**Goal**
Scan the lines below for the word "últimas". Copy each line you find it in.
╭─ Given entries
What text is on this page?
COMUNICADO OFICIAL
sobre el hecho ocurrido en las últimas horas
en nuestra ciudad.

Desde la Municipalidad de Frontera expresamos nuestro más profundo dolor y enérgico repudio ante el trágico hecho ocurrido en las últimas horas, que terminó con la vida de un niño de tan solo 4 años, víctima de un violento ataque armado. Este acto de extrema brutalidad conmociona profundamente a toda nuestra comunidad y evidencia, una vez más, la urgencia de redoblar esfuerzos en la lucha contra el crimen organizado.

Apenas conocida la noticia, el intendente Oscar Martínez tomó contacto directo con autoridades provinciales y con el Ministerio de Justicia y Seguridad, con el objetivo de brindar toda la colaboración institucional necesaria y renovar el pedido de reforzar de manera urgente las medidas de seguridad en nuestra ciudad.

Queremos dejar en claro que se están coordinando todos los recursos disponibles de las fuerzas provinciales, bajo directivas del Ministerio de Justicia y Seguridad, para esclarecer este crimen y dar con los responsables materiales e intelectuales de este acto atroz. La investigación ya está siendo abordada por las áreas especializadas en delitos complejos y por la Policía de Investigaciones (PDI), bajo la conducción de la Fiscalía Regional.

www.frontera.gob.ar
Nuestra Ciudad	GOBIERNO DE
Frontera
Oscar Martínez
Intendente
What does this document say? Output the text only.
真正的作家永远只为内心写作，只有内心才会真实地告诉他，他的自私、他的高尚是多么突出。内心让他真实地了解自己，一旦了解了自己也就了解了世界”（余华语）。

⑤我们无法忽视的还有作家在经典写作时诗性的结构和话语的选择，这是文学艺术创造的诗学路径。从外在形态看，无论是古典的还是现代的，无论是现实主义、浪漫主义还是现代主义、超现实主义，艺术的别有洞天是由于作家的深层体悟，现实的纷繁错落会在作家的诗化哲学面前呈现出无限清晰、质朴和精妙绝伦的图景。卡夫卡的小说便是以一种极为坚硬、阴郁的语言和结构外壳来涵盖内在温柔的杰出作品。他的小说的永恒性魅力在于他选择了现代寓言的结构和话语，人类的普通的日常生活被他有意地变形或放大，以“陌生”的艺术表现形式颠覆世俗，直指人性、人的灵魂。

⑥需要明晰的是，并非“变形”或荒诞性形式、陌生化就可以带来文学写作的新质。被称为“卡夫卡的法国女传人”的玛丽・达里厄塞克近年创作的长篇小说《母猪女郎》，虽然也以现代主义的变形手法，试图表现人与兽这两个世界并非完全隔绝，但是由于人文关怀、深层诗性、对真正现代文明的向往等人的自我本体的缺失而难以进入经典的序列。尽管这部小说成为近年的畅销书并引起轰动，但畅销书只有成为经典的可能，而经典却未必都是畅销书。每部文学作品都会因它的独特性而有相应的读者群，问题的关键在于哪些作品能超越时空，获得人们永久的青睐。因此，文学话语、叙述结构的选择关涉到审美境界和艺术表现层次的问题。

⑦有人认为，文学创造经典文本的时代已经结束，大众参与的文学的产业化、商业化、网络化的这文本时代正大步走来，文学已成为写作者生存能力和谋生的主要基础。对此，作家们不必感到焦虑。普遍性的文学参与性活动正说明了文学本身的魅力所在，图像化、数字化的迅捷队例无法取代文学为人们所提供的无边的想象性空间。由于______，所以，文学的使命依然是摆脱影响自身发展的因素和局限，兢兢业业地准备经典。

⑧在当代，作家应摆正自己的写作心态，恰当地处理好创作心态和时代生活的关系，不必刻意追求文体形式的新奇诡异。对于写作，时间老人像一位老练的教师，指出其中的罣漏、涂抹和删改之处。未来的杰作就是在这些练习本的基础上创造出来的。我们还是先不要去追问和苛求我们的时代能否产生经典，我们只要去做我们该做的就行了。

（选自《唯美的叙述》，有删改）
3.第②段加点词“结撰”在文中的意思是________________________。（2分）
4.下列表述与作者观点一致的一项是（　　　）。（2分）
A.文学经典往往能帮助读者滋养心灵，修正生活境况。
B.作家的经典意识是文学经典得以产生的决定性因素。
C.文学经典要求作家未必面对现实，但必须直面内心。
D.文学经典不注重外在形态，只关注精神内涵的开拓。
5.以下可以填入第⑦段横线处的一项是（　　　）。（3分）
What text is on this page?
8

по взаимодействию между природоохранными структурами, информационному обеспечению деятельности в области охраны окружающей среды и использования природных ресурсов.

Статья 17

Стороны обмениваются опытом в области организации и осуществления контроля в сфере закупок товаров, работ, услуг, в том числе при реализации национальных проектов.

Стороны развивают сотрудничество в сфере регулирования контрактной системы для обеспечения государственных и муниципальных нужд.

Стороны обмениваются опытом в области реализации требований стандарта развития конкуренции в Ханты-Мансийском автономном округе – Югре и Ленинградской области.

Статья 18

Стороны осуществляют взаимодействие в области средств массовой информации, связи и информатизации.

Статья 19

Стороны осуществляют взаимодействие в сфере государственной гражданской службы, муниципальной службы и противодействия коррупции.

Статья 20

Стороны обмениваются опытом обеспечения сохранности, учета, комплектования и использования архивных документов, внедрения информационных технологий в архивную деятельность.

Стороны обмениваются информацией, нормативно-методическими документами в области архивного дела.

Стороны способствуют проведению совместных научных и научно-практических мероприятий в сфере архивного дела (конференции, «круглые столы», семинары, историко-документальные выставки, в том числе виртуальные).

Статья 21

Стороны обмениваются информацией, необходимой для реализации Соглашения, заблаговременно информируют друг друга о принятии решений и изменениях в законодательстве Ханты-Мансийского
╰─
**Solution for this problem**
sobre el hecho ocurrido en las últimas horas
Desde la Municipalidad de Frontera expresamos nuestro más profundo dolor y enérgico repudio ante el trágico hecho ocurrido en las últimas horas, que terminó con la vida de un niño de tan solo 4 años, víctima de un violento ataque armado. Este acto de extrema brutalidad conmociona profundamente a toda nuestra comunidad y evidencia, una vez más, la urgencia de redoblar esfuerzos en la lucha contra el crimen organizado.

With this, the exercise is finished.